### REQUIREMENTS:
Below is a set of records. Repeat all of them exactly.

### Source records:
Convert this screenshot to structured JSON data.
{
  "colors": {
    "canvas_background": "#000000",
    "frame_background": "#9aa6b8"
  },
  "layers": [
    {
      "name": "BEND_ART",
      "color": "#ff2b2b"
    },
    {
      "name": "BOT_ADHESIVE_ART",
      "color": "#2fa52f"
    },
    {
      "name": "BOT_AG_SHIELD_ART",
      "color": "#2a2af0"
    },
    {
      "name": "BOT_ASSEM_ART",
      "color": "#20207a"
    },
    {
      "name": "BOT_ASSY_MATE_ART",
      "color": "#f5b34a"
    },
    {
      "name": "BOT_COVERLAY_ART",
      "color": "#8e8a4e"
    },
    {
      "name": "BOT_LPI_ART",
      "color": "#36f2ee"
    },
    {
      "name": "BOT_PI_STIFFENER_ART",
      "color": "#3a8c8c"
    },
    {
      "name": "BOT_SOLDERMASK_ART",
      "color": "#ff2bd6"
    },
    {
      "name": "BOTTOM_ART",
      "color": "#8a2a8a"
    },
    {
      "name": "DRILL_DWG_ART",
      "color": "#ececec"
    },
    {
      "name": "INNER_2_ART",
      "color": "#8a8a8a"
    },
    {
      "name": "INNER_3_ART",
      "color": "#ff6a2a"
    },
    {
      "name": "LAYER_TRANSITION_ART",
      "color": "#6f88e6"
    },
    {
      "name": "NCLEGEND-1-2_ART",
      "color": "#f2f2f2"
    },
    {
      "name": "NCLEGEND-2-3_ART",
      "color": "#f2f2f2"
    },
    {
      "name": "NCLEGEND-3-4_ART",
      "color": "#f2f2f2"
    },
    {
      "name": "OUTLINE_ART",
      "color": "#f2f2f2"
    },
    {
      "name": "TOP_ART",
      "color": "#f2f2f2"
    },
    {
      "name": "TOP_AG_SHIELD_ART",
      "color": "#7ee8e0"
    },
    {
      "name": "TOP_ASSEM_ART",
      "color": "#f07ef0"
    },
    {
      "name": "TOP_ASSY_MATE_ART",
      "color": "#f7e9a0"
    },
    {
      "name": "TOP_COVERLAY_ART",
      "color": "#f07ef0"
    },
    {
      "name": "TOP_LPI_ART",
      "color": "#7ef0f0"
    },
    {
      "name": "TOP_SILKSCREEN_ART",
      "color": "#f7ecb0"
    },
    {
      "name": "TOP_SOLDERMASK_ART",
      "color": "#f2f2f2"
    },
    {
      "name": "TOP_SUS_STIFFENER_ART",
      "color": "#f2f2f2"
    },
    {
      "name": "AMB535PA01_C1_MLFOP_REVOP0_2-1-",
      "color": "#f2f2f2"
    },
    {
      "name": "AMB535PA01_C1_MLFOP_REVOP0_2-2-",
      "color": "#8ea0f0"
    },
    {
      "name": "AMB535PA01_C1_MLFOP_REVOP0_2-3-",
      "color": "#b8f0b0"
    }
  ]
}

### RESULT OF THIS TASK:
Convert this screenshot to structured JSON data.
{
  "colors": {
    "canvas_background": "#000000",
    "frame_background": "#9aa6b8"
  },
  "layers": [
    {
      "name": "BEND_ART",
      "color": "#ff2b2b"
    },
    {
      "name": "BOT_ADHESIVE_ART",
      "color": "#2fa52f"
    },
    {
      "name": "BOT_AG_SHIELD_ART",
      "color": "#2a2af0"
    },
    {
      "name": "BOT_ASSEM_ART",
      "color": "#20207a"
    },
    {
      "name": "BOT_ASSY_MATE_ART",
      "color": "#f5b34a"
    },
    {
      "name": "BOT_COVERLAY_ART",
      "color": "#8e8a4e"
    },
    {
      "name": "BOT_LPI_ART",
      "color": "#36f2ee"
    },
    {
      "name": "BOT_PI_STIFFENER_ART",
      "color": "#3a8c8c"
    },
    {
      "name": "BOT_SOLDERMASK_ART",
      "color": "#ff2bd6"
    },
    {
      "name": "BOTTOM_ART",
      "color": "#8a2a8a"
    },
    {
      "name": "DRILL_DWG_ART",
      "color": "#ececec"
    },
    {
      "name": "INNER_2_ART",
      "color": "#8a8a8a"
    },
    {
      "name": "INNER_3_ART",
      "color": "#ff6a2a"
    },
    {
      "name": "LAYER_TRANSITION_ART",
      "color": "#6f88e6"
    },
    {
      "name": "NCLEGEND-1-2_ART",
      "color": "#f2f2f2"
    },
    {
      "name": "NCLEGEND-2-3_ART",
      "color": "#f2f2f2"
    },
    {
      "name": "NCLEGEND-3-4_ART",
      "color": "#f2f2f2"
    },
    {
      "name": "OUTLINE_ART",
      "color": "#f2f2f2"
    },
    {
      "name": "TOP_ART",
      "color": "#f2f2f2"
    },
    {
      "name": "TOP_AG_SHIELD_ART",
      "color": "#7ee8e0"
    },
    {
      "name": "TOP_ASSEM_ART",
      "color": "#f07ef0"
    },
    {
      "name": "TOP_ASSY_MATE_ART",
      "color": "#f7e9a0"
    },
    {
      "name": "TOP_COVERLAY_ART",
      "color": "#f07ef0"
    },
    {
      "name": "TOP_LPI_ART",
      "color": "#7ef0f0"
    },
    {
      "name": "TOP_SILKSCREEN_ART",
      "color": "#f7ecb0"
    },
    {
      "name": "TOP_SOLDERMASK_ART",
      "color": "#f2f2f2"
    },
    {
      "name": "TOP_SUS_STIFFENER_ART",
      "color": "#f2f2f2"
    },
    {
      "name": "AMB535PA01_C1_MLFOP_REVOP0_2-1-",
      "color": "#f2f2f2"
    },
    {
      "name": "AMB535PA01_C1_MLFOP_REVOP0_2-2-",
      "color": "#8ea0f0"
    },
    {
      "name": "AMB535PA01_C1_MLFOP_REVOP0_2-3-",
      "color": "#b8f0b0"
    }
  ]
}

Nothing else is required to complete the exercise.